Dataset items
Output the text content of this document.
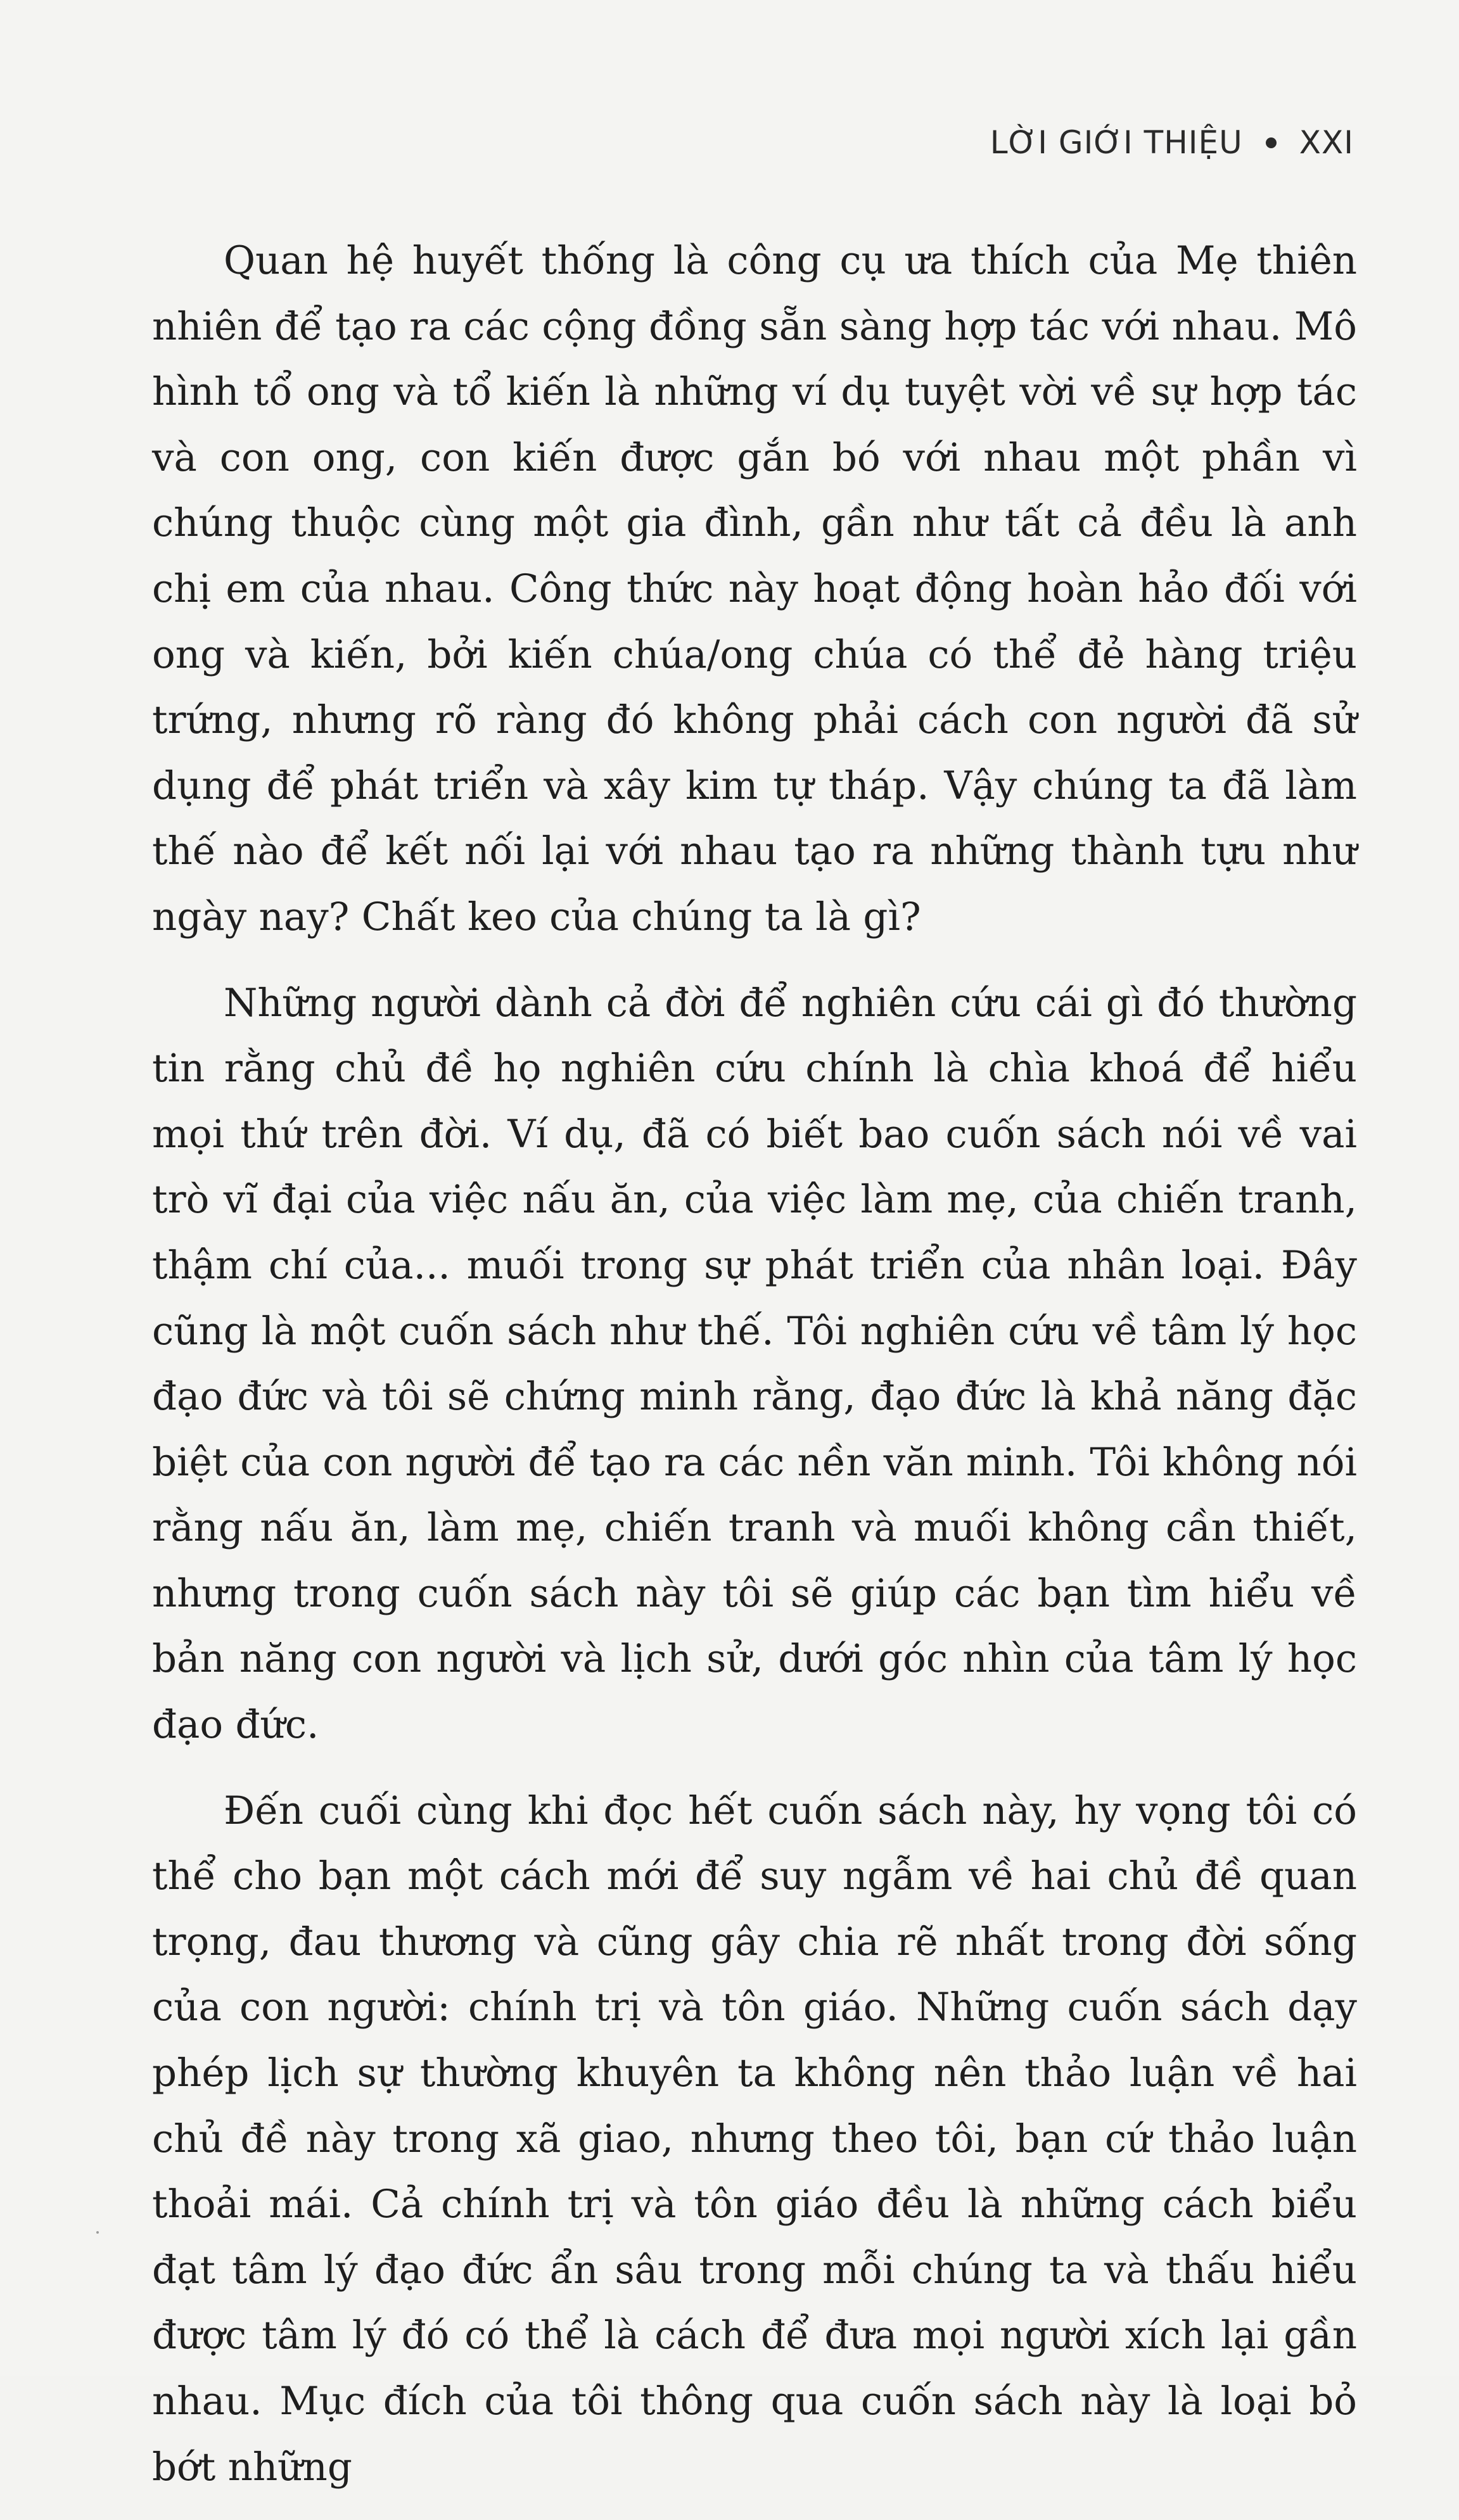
LỜI GIỚI THIỆU XXI

Quan hệ huyết thống là công cụ ưa thích của Mẹ thiên nhiên để tạo ra các cộng đồng sẵn sàng hợp tác với nhau. Mô hình tổ ong và tổ kiến là những ví dụ tuyệt vời về sự hợp tác và con ong, con kiến được gắn bó với nhau một phần vì chúng thuộc cùng một gia đình, gần như tất cả đều là anh chị em của nhau. Công thức này hoạt động hoàn hảo đối với ong và kiến, bởi kiến chúa/ong chúa có thể đẻ hàng triệu trứng, nhưng rõ ràng đó không phải cách con người đã sử dụng để phát triển và xây kim tự tháp. Vậy chúng ta đã làm thế nào để kết nối lại với nhau tạo ra những thành tựu như ngày nay? Chất keo của chúng ta là gì?

Những người dành cả đời để nghiên cứu cái gì đó thường tin rằng chủ đề họ nghiên cứu chính là chìa khoá để hiểu mọi thứ trên đời. Ví dụ, đã có biết bao cuốn sách nói về vai trò vĩ đại của việc nấu ăn, của việc làm mẹ, của chiến tranh, thậm chí của... muối trong sự phát triển của nhân loại. Đây cũng là một cuốn sách như thế. Tôi nghiên cứu về tâm lý học đạo đức và tôi sẽ chứng minh rằng, đạo đức là khả năng đặc biệt của con người để tạo ra các nền văn minh. Tôi không nói rằng nấu ăn, làm mẹ, chiến tranh và muối không cần thiết, nhưng trong cuốn sách này tôi sẽ giúp các bạn tìm hiểu về bản năng con người và lịch sử, dưới góc nhìn của tâm lý học đạo đức.

Đến cuối cùng khi đọc hết cuốn sách này, hy vọng tôi có thể cho bạn một cách mới để suy ngẫm về hai chủ đề quan trọng, đau thương và cũng gây chia rẽ nhất trong đời sống của con người: chính trị và tôn giáo. Những cuốn sách dạy phép lịch sự thường khuyên ta không nên thảo luận về hai chủ đề này trong xã giao, nhưng theo tôi, bạn cứ thảo luận thoải mái. Cả chính trị và tôn giáo đều là những cách biểu đạt tâm lý đạo đức ẩn sâu trong mỗi chúng ta và thấu hiểu được tâm lý đó có thể là cách để đưa mọi người xích lại gần nhau. Mục đích của tôi thông qua cuốn sách này là loại bỏ bớt những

- [WHAT TO DO]
Report the number of lines above that contain the word "triển", and only that number.

- [WRITTEN ANSWER]
2